# EXERCISE REQUIREMENTS:
Note each line where "Earth" appears, and copy it.
━━━━━ INFORMATION GIVEN ━━━━━
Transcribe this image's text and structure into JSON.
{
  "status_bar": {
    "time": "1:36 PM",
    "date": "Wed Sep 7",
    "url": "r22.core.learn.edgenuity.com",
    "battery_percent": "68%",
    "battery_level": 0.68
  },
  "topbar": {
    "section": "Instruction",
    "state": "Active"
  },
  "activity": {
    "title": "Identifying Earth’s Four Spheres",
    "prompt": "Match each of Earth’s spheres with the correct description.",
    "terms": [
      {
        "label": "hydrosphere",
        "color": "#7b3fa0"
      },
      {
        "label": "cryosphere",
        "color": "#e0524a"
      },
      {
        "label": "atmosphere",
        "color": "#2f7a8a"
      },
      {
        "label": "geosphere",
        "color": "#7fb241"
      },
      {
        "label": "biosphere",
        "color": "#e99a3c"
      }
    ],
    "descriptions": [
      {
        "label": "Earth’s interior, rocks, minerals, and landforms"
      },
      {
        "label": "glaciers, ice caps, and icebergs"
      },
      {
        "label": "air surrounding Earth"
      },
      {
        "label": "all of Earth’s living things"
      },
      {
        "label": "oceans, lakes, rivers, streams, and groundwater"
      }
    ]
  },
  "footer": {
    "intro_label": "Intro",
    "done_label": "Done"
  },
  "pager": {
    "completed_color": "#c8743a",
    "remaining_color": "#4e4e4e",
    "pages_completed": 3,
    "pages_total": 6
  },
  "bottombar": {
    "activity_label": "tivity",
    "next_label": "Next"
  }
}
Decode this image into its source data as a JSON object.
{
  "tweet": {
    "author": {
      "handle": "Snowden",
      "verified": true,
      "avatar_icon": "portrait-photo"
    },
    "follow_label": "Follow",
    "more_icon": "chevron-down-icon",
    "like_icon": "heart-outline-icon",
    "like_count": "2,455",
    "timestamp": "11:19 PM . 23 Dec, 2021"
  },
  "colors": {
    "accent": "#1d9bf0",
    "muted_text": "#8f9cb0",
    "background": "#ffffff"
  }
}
━━━━━
# OUTPUT OF THE TASK:
    "title": "Identifying Earth’s Four Spheres",
    "prompt": "Match each of Earth’s spheres with the correct description.",
        "label": "Earth’s interior, rocks, minerals, and landforms"
        "label": "air surrounding Earth"
        "label": "all of Earth’s living things"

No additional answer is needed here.